(Directions)
All of the records listed below should be retyped exactly.
BEGIN Provided records
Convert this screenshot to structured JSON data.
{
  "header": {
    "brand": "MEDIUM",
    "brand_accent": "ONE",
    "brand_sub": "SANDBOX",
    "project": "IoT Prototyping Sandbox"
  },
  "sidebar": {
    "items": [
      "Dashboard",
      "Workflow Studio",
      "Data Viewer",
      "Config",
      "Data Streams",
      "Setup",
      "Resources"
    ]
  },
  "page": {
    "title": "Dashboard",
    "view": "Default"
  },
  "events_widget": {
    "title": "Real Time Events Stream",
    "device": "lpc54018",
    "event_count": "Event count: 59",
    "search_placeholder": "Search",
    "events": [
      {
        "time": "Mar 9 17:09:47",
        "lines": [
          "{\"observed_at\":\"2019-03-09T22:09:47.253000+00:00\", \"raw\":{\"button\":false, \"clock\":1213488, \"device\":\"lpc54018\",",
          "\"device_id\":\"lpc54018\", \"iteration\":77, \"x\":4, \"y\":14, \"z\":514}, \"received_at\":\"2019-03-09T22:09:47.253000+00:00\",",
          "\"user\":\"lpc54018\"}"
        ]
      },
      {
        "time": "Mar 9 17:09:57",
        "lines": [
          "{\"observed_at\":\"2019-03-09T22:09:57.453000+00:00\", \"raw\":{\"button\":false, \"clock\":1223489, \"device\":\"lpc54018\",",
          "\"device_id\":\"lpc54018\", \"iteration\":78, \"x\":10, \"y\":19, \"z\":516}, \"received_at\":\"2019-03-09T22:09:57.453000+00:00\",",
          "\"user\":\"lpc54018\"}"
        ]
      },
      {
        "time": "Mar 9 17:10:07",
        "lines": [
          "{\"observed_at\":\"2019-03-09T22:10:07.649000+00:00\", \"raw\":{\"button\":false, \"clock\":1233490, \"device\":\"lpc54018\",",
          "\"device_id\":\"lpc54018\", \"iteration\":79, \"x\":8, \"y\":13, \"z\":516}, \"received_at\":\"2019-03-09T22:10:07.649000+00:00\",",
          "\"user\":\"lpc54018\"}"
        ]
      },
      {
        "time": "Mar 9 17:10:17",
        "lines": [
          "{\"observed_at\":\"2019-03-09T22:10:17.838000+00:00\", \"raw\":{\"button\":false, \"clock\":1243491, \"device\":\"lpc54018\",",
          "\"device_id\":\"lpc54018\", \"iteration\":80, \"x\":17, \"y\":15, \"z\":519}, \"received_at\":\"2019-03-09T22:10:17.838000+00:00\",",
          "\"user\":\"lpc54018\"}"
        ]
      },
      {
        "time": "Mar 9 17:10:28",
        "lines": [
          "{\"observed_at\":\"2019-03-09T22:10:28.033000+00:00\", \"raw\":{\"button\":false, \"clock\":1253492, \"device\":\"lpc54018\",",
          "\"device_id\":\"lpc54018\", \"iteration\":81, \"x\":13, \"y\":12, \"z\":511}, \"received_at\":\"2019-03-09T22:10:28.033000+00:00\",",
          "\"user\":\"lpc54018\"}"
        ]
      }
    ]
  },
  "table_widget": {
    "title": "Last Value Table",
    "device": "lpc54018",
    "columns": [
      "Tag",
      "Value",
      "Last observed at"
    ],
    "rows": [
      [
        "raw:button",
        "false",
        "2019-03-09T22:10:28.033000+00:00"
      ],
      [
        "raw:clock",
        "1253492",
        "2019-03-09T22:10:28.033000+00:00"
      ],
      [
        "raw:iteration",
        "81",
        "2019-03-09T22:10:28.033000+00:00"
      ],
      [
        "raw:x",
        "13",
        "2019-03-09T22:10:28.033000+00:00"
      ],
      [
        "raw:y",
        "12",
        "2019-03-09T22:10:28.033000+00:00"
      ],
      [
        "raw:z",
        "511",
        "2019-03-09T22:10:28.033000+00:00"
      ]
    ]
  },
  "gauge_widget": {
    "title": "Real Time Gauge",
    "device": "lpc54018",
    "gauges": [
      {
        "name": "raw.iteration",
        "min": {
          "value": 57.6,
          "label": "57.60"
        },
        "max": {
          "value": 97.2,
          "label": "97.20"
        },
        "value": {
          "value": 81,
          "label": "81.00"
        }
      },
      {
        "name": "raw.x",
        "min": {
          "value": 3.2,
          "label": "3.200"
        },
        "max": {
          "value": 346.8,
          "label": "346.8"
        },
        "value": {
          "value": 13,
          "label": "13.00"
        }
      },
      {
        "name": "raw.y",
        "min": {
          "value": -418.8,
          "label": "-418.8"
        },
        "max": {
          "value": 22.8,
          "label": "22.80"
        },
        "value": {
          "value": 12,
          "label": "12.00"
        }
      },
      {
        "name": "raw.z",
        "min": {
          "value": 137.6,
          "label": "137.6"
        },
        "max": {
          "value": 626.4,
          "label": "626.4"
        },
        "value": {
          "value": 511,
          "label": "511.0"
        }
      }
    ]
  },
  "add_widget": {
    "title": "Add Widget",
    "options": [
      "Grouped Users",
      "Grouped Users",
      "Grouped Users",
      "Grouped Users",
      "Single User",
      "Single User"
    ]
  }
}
END Provided records
(Exercise solution)
Convert this screenshot to structured JSON data.
{
  "header": {
    "brand": "MEDIUM",
    "brand_accent": "ONE",
    "brand_sub": "SANDBOX",
    "project": "IoT Prototyping Sandbox"
  },
  "sidebar": {
    "items": [
      "Dashboard",
      "Workflow Studio",
      "Data Viewer",
      "Config",
      "Data Streams",
      "Setup",
      "Resources"
    ]
  },
  "page": {
    "title": "Dashboard",
    "view": "Default"
  },
  "events_widget": {
    "title": "Real Time Events Stream",
    "device": "lpc54018",
    "event_count": "Event count: 59",
    "search_placeholder": "Search",
    "events": [
      {
        "time": "Mar 9 17:09:47",
        "lines": [
          "{\"observed_at\":\"2019-03-09T22:09:47.253000+00:00\", \"raw\":{\"button\":false, \"clock\":1213488, \"device\":\"lpc54018\",",
          "\"device_id\":\"lpc54018\", \"iteration\":77, \"x\":4, \"y\":14, \"z\":514}, \"received_at\":\"2019-03-09T22:09:47.253000+00:00\",",
          "\"user\":\"lpc54018\"}"
        ]
      },
      {
        "time": "Mar 9 17:09:57",
        "lines": [
          "{\"observed_at\":\"2019-03-09T22:09:57.453000+00:00\", \"raw\":{\"button\":false, \"clock\":1223489, \"device\":\"lpc54018\",",
          "\"device_id\":\"lpc54018\", \"iteration\":78, \"x\":10, \"y\":19, \"z\":516}, \"received_at\":\"2019-03-09T22:09:57.453000+00:00\",",
          "\"user\":\"lpc54018\"}"
        ]
      },
      {
        "time": "Mar 9 17:10:07",
        "lines": [
          "{\"observed_at\":\"2019-03-09T22:10:07.649000+00:00\", \"raw\":{\"button\":false, \"clock\":1233490, \"device\":\"lpc54018\",",
          "\"device_id\":\"lpc54018\", \"iteration\":79, \"x\":8, \"y\":13, \"z\":516}, \"received_at\":\"2019-03-09T22:10:07.649000+00:00\",",
          "\"user\":\"lpc54018\"}"
        ]
      },
      {
        "time": "Mar 9 17:10:17",
        "lines": [
          "{\"observed_at\":\"2019-03-09T22:10:17.838000+00:00\", \"raw\":{\"button\":false, \"clock\":1243491, \"device\":\"lpc54018\",",
          "\"device_id\":\"lpc54018\", \"iteration\":80, \"x\":17, \"y\":15, \"z\":519}, \"received_at\":\"2019-03-09T22:10:17.838000+00:00\",",
          "\"user\":\"lpc54018\"}"
        ]
      },
      {
        "time": "Mar 9 17:10:28",
        "lines": [
          "{\"observed_at\":\"2019-03-09T22:10:28.033000+00:00\", \"raw\":{\"button\":false, \"clock\":1253492, \"device\":\"lpc54018\",",
          "\"device_id\":\"lpc54018\", \"iteration\":81, \"x\":13, \"y\":12, \"z\":511}, \"received_at\":\"2019-03-09T22:10:28.033000+00:00\",",
          "\"user\":\"lpc54018\"}"
        ]
      }
    ]
  },
  "table_widget": {
    "title": "Last Value Table",
    "device": "lpc54018",
    "columns": [
      "Tag",
      "Value",
      "Last observed at"
    ],
    "rows": [
      [
        "raw:button",
        "false",
        "2019-03-09T22:10:28.033000+00:00"
      ],
      [
        "raw:clock",
        "1253492",
        "2019-03-09T22:10:28.033000+00:00"
      ],
      [
        "raw:iteration",
        "81",
        "2019-03-09T22:10:28.033000+00:00"
      ],
      [
        "raw:x",
        "13",
        "2019-03-09T22:10:28.033000+00:00"
      ],
      [
        "raw:y",
        "12",
        "2019-03-09T22:10:28.033000+00:00"
      ],
      [
        "raw:z",
        "511",
        "2019-03-09T22:10:28.033000+00:00"
      ]
    ]
  },
  "gauge_widget": {
    "title": "Real Time Gauge",
    "device": "lpc54018",
    "gauges": [
      {
        "name": "raw.iteration",
        "min": {
          "value": 57.6,
          "label": "57.60"
        },
        "max": {
          "value": 97.2,
          "label": "97.20"
        },
        "value": {
          "value": 81,
          "label": "81.00"
        }
      },
      {
        "name": "raw.x",
        "min": {
          "value": 3.2,
          "label": "3.200"
        },
        "max": {
          "value": 346.8,
          "label": "346.8"
        },
        "value": {
          "value": 13,
          "label": "13.00"
        }
      },
      {
        "name": "raw.y",
        "min": {
          "value": -418.8,
          "label": "-418.8"
        },
        "max": {
          "value": 22.8,
          "label": "22.80"
        },
        "value": {
          "value": 12,
          "label": "12.00"
        }
      },
      {
        "name": "raw.z",
        "min": {
          "value": 137.6,
          "label": "137.6"
        },
        "max": {
          "value": 626.4,
          "label": "626.4"
        },
        "value": {
          "value": 511,
          "label": "511.0"
        }
      }
    ]
  },
  "add_widget": {
    "title": "Add Widget",
    "options": [
      "Grouped Users",
      "Grouped Users",
      "Grouped Users",
      "Grouped Users",
      "Single User",
      "Single User"
    ]
  }
}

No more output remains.